| Job |
Write every entry out again exactly, please, and skip the pictures.
──────── Raw records
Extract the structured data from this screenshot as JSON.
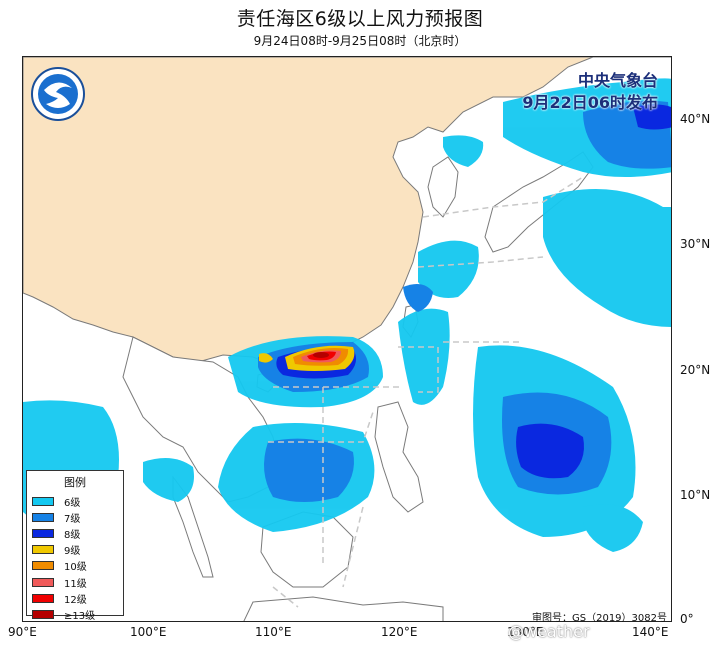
{
  "title": "责任海区6级以上风力预报图",
  "subtitle": "9月24日08时-9月25日08时（北京时）",
  "publisher": {
    "line1": "中央气象台",
    "line2": "9月22日06时发布"
  },
  "axes": {
    "lon_labels": [
      "90°E",
      "100°E",
      "110°E",
      "120°E",
      "130°E",
      "140°E"
    ],
    "lat_labels": [
      "40°N",
      "30°N",
      "20°N",
      "10°N",
      "0°"
    ]
  },
  "legend": {
    "title": "图例",
    "items": [
      {
        "label": "6级",
        "color": "#14c8f0"
      },
      {
        "label": "7级",
        "color": "#1682e6"
      },
      {
        "label": "8级",
        "color": "#0a28e0"
      },
      {
        "label": "9级",
        "color": "#f0c800"
      },
      {
        "label": "10级",
        "color": "#f08c00"
      },
      {
        "label": "11级",
        "color": "#f05a5a"
      },
      {
        "label": "12级",
        "color": "#f00000"
      },
      {
        "label": "≥13级",
        "color": "#b40000"
      }
    ]
  },
  "review_number": "审图号：GS（2019）3082号",
  "watermark": "@weather",
  "colors": {
    "land": "#fae3c1",
    "sea": "#ffffff",
    "border": "#7a7a7a",
    "dashed_zone": "#c8c8c8"
  }
}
────────────────
| Answer in full |
Extract the structured data from this screenshot as JSON.
{
  "title": "责任海区6级以上风力预报图",
  "subtitle": "9月24日08时-9月25日08时（北京时）",
  "publisher": {
    "line1": "中央气象台",
    "line2": "9月22日06时发布"
  },
  "axes": {
    "lon_labels": [
      "90°E",
      "100°E",
      "110°E",
      "120°E",
      "130°E",
      "140°E"
    ],
    "lat_labels": [
      "40°N",
      "30°N",
      "20°N",
      "10°N",
      "0°"
    ]
  },
  "legend": {
    "title": "图例",
    "items": [
      {
        "label": "6级",
        "color": "#14c8f0"
      },
      {
        "label": "7级",
        "color": "#1682e6"
      },
      {
        "label": "8级",
        "color": "#0a28e0"
      },
      {
        "label": "9级",
        "color": "#f0c800"
      },
      {
        "label": "10级",
        "color": "#f08c00"
      },
      {
        "label": "11级",
        "color": "#f05a5a"
      },
      {
        "label": "12级",
        "color": "#f00000"
      },
      {
        "label": "≥13级",
        "color": "#b40000"
      }
    ]
  },
  "review_number": "审图号：GS（2019）3082号",
  "watermark": "@weather",
  "colors": {
    "land": "#fae3c1",
    "sea": "#ffffff",
    "border": "#7a7a7a",
    "dashed_zone": "#c8c8c8"
  }
}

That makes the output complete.